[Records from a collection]
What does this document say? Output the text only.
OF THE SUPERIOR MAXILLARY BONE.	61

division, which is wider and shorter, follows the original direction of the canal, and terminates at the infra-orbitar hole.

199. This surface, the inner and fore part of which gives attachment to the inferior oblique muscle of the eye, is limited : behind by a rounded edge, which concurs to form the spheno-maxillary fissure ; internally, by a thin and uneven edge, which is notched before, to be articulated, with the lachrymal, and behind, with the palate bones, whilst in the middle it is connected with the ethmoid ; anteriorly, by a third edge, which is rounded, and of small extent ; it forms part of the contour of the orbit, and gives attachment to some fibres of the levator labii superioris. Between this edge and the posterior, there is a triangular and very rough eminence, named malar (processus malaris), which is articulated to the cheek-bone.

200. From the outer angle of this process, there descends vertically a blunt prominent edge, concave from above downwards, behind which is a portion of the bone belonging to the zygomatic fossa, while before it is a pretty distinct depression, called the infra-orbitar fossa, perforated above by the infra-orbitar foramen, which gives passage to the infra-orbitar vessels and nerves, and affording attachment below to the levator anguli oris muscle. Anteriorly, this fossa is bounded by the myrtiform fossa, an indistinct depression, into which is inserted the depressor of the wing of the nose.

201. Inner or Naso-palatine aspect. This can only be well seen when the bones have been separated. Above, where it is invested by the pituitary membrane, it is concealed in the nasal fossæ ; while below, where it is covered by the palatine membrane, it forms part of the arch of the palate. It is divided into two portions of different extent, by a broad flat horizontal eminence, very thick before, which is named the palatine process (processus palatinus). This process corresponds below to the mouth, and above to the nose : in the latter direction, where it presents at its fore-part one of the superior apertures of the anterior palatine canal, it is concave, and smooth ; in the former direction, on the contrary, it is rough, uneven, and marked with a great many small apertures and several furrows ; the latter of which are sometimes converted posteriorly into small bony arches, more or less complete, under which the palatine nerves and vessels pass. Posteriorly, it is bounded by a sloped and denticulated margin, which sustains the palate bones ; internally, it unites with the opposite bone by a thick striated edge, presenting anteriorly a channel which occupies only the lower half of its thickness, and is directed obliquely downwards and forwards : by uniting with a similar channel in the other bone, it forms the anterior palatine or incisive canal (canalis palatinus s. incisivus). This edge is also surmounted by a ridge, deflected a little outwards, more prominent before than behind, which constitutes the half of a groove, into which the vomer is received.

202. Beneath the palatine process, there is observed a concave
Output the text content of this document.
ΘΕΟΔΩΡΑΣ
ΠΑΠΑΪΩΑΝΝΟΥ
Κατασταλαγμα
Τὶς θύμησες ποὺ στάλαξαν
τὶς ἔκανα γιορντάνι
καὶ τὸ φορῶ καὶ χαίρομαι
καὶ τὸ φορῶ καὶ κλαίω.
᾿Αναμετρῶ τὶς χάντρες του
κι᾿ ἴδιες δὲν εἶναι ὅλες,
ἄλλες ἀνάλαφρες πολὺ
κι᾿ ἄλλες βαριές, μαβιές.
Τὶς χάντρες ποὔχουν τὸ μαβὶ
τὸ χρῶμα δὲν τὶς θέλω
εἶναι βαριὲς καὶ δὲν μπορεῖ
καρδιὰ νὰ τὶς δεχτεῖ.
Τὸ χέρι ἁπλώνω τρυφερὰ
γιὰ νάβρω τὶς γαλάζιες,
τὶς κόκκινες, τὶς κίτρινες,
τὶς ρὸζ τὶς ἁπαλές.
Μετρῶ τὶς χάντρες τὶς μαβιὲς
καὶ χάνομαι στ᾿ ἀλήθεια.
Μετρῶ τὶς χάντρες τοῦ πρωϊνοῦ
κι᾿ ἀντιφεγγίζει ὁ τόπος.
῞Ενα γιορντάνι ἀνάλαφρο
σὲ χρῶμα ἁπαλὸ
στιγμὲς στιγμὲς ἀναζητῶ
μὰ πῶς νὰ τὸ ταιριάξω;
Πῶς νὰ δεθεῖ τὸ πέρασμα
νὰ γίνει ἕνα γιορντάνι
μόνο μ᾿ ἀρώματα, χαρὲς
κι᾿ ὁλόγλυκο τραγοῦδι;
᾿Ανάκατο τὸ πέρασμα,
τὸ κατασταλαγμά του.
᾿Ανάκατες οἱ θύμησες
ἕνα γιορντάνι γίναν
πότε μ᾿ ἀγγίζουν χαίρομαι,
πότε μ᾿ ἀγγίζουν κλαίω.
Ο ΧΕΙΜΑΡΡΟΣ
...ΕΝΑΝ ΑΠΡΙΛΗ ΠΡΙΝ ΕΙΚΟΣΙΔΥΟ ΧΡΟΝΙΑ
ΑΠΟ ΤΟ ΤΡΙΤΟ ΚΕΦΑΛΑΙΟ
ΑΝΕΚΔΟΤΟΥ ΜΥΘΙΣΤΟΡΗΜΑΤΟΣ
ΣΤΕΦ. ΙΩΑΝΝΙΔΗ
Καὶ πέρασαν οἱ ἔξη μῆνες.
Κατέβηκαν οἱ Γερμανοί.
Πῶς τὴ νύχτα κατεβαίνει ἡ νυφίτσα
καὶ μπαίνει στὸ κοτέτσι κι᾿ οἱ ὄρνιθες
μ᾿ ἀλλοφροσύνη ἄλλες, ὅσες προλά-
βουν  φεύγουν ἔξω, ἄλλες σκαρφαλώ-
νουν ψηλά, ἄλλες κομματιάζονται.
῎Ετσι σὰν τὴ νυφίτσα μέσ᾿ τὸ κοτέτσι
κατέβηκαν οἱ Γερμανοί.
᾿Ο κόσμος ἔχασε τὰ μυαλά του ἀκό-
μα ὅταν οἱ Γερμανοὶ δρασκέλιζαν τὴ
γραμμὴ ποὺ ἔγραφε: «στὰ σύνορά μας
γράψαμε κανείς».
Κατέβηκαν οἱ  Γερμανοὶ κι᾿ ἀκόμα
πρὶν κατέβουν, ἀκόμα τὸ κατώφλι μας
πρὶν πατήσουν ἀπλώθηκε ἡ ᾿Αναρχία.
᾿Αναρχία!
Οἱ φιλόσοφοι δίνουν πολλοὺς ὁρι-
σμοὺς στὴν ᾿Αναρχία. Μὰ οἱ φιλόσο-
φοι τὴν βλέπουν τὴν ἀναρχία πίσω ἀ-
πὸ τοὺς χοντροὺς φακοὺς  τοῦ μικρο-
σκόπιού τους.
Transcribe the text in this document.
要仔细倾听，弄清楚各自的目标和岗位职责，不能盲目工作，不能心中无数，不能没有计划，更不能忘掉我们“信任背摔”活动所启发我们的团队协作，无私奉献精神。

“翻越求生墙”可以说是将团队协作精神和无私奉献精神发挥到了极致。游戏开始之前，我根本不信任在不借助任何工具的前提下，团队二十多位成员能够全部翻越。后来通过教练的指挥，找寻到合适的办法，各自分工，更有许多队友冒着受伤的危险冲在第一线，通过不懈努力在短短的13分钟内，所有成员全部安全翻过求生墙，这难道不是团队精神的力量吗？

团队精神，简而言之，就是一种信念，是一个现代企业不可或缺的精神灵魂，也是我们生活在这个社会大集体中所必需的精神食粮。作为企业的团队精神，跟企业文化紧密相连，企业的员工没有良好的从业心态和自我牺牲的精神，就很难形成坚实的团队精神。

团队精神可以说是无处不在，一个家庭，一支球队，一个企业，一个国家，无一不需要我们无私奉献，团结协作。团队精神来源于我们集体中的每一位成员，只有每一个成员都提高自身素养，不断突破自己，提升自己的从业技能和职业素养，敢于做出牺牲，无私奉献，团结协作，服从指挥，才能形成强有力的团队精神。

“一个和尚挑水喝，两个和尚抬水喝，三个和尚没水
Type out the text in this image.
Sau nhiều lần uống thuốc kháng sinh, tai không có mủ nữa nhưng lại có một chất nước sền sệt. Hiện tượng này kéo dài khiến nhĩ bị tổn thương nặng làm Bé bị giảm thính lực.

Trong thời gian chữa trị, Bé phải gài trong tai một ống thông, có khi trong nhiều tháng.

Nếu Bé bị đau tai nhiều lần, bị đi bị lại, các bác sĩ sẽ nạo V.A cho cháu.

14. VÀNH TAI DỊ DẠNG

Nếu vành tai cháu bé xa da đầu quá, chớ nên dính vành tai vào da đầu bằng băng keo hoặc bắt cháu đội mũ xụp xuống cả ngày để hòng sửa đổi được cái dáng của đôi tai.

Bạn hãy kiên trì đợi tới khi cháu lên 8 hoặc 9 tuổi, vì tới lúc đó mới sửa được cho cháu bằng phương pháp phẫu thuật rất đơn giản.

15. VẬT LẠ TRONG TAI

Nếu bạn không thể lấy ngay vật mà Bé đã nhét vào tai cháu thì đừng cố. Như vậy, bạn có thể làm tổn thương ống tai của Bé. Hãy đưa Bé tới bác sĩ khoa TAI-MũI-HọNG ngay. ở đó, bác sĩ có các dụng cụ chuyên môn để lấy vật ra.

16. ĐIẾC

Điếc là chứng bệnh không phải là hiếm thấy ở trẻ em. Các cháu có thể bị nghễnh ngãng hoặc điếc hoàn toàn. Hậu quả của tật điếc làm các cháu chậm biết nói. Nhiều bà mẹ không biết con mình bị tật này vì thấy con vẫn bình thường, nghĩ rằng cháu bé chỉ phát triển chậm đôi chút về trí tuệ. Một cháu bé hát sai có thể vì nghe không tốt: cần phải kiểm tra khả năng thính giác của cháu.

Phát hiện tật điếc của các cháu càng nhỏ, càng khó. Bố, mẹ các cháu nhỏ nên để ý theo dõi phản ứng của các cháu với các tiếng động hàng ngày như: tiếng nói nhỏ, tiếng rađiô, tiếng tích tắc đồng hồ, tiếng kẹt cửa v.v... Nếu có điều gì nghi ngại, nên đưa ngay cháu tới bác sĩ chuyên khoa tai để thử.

**The exercise**:
Work out how many lines of the listing above include the word "khoa". Report only the number.

**Task answer**:
2